▶ [Dataset entries]:
==========
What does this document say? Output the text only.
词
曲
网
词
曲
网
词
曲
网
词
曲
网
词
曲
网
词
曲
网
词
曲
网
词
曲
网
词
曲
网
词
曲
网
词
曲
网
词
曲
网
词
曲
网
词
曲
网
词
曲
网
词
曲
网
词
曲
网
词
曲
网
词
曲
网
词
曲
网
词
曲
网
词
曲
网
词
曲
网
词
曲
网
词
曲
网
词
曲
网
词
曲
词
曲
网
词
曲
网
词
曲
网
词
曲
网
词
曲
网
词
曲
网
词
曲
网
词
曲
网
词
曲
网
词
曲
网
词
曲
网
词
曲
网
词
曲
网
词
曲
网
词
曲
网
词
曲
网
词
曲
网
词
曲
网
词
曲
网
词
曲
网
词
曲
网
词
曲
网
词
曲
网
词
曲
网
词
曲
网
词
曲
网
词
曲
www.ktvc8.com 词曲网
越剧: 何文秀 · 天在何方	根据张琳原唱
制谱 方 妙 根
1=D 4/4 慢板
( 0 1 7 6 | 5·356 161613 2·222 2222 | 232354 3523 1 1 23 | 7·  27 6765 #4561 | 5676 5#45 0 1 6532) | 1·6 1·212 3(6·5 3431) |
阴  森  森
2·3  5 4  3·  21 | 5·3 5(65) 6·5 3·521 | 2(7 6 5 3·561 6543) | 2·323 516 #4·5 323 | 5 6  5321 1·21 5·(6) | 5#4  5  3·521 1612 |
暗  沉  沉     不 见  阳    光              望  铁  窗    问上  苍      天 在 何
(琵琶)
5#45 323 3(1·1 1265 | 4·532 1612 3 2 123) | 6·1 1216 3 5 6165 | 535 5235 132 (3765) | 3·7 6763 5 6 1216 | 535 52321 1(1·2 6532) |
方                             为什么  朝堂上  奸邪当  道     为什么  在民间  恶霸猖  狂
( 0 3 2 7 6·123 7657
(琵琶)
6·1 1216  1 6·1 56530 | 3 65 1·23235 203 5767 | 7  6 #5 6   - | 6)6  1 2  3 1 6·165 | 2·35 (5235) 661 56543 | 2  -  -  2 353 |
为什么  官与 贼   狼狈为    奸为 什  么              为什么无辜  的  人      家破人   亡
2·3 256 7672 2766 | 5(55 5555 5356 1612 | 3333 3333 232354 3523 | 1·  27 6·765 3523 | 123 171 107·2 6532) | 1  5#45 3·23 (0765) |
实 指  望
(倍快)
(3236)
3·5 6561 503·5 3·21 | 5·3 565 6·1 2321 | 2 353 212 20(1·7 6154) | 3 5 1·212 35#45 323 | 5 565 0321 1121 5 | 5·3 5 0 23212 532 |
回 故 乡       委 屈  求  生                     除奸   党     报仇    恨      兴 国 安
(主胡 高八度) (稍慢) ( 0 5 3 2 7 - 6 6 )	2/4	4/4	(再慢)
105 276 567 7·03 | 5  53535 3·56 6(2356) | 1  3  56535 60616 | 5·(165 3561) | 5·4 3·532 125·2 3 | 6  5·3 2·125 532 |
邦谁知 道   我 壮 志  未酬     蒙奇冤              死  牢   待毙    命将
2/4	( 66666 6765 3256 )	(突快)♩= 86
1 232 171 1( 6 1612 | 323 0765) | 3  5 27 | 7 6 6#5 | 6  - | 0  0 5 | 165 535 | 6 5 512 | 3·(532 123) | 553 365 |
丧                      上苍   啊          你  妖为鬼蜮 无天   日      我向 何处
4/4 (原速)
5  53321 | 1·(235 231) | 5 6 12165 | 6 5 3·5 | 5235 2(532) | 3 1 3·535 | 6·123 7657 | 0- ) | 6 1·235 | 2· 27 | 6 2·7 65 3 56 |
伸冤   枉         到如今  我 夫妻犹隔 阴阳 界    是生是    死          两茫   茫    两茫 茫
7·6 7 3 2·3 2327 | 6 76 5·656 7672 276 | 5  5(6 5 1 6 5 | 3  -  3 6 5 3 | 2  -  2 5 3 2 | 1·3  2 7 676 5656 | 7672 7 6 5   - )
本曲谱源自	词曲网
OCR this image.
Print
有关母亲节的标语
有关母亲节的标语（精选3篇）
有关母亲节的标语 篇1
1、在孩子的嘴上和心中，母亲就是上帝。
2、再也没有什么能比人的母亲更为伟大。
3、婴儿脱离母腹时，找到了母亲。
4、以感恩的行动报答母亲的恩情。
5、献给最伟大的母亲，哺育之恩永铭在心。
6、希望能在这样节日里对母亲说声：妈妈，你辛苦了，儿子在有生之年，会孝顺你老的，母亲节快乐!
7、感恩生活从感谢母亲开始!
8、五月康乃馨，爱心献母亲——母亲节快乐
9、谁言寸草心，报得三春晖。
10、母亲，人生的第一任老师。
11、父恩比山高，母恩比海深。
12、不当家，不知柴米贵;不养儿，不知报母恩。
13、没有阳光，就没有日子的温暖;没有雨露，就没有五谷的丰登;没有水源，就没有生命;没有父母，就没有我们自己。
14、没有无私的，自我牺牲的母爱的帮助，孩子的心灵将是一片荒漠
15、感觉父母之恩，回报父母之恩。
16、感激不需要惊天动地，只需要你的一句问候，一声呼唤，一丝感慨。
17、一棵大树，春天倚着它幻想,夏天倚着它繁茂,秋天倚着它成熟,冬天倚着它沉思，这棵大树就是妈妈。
==========
▶ [WHAT IS BEING ASKED]:
Please return the data above exactly as given.

▶ [SOLUTION BELOW]:
What does this document say? Output the text only.
词
曲
网
词
曲
网
词
曲
网
词
曲
网
词
曲
网
词
曲
网
词
曲
网
词
曲
网
词
曲
网
词
曲
网
词
曲
网
词
曲
网
词
曲
网
词
曲
网
词
曲
网
词
曲
网
词
曲
网
词
曲
网
词
曲
网
词
曲
网
词
曲
网
词
曲
网
词
曲
网
词
曲
网
词
曲
网
词
曲
网
词
曲
词
曲
网
词
曲
网
词
曲
网
词
曲
网
词
曲
网
词
曲
网
词
曲
网
词
曲
网
词
曲
网
词
曲
网
词
曲
网
词
曲
网
词
曲
网
词
曲
网
词
曲
网
词
曲
网
词
曲
网
词
曲
网
词
曲
网
词
曲
网
词
曲
网
词
曲
网
词
曲
网
词
曲
网
词
曲
网
词
曲
网
词
曲
www.ktvc8.com 词曲网
越剧: 何文秀 · 天在何方	根据张琳原唱
制谱 方 妙 根
1=D 4/4 慢板
( 0 1 7 6 | 5·356 161613 2·222 2222 | 232354 3523 1 1 23 | 7·  27 6765 #4561 | 5676 5#45 0 1 6532) | 1·6 1·212 3(6·5 3431) |
阴  森  森
2·3  5 4  3·  21 | 5·3 5(65) 6·5 3·521 | 2(7 6 5 3·561 6543) | 2·323 516 #4·5 323 | 5 6  5321 1·21 5·(6) | 5#4  5  3·521 1612 |
暗  沉  沉     不 见  阳    光              望  铁  窗    问上  苍      天 在 何
(琵琶)
5#45 323 3(1·1 1265 | 4·532 1612 3 2 123) | 6·1 1216 3 5 6165 | 535 5235 132 (3765) | 3·7 6763 5 6 1216 | 535 52321 1(1·2 6532) |
方                             为什么  朝堂上  奸邪当  道     为什么  在民间  恶霸猖  狂
( 0 3 2 7 6·123 7657
(琵琶)
6·1 1216  1 6·1 56530 | 3 65 1·23235 203 5767 | 7  6 #5 6   - | 6)6  1 2  3 1 6·165 | 2·35 (5235) 661 56543 | 2  -  -  2 353 |
为什么  官与 贼   狼狈为    奸为 什  么              为什么无辜  的  人      家破人   亡
2·3 256 7672 2766 | 5(55 5555 5356 1612 | 3333 3333 232354 3523 | 1·  27 6·765 3523 | 123 171 107·2 6532) | 1  5#45 3·23 (0765) |
实 指  望
(倍快)
(3236)
3·5 6561 503·5 3·21 | 5·3 565 6·1 2321 | 2 353 212 20(1·7 6154) | 3 5 1·212 35#45 323 | 5 565 0321 1121 5 | 5·3 5 0 23212 532 |
回 故 乡       委 屈  求  生                     除奸   党     报仇    恨      兴 国 安
(主胡 高八度) (稍慢) ( 0 5 3 2 7 - 6 6 )	2/4	4/4	(再慢)
105 276 567 7·03 | 5  53535 3·56 6(2356) | 1  3  56535 60616 | 5·(165 3561) | 5·4 3·532 125·2 3 | 6  5·3 2·125 532 |
邦谁知 道   我 壮 志  未酬     蒙奇冤              死  牢   待毙    命将
2/4	( 66666 6765 3256 )	(突快)♩= 86
1 232 171 1( 6 1612 | 323 0765) | 3  5 27 | 7 6 6#5 | 6  - | 0  0 5 | 165 535 | 6 5 512 | 3·(532 123) | 553 365 |
丧                      上苍   啊          你  妖为鬼蜮 无天   日      我向 何处
4/4 (原速)
5  53321 | 1·(235 231) | 5 6 12165 | 6 5 3·5 | 5235 2(532) | 3 1 3·535 | 6·123 7657 | 0- ) | 6 1·235 | 2· 27 | 6 2·7 65 3 56 |
伸冤   枉         到如今  我 夫妻犹隔 阴阳 界    是生是    死          两茫   茫    两茫 茫
7·6 7 3 2·3 2327 | 6 76 5·656 7672 276 | 5  5(6 5 1 6 5 | 3  -  3 6 5 3 | 2  -  2 5 3 2 | 1·3  2 7 676 5656 | 7672 7 6 5   - )
本曲谱源自	词曲网
OCR this image.
Print
有关母亲节的标语
有关母亲节的标语（精选3篇）
有关母亲节的标语 篇1
1、在孩子的嘴上和心中，母亲就是上帝。
2、再也没有什么能比人的母亲更为伟大。
3、婴儿脱离母腹时，找到了母亲。
4、以感恩的行动报答母亲的恩情。
5、献给最伟大的母亲，哺育之恩永铭在心。
6、希望能在这样节日里对母亲说声：妈妈，你辛苦了，儿子在有生之年，会孝顺你老的，母亲节快乐!
7、感恩生活从感谢母亲开始!
8、五月康乃馨，爱心献母亲——母亲节快乐
9、谁言寸草心，报得三春晖。
10、母亲，人生的第一任老师。
11、父恩比山高，母恩比海深。
12、不当家，不知柴米贵;不养儿，不知报母恩。
13、没有阳光，就没有日子的温暖;没有雨露，就没有五谷的丰登;没有水源，就没有生命;没有父母，就没有我们自己。
14、没有无私的，自我牺牲的母爱的帮助，孩子的心灵将是一片荒漠
15、感觉父母之恩，回报父母之恩。
16、感激不需要惊天动地，只需要你的一句问候，一声呼唤，一丝感慨。
17、一棵大树，春天倚着它幻想,夏天倚着它繁茂,秋天倚着它成熟,冬天倚着它沉思，这棵大树就是妈妈。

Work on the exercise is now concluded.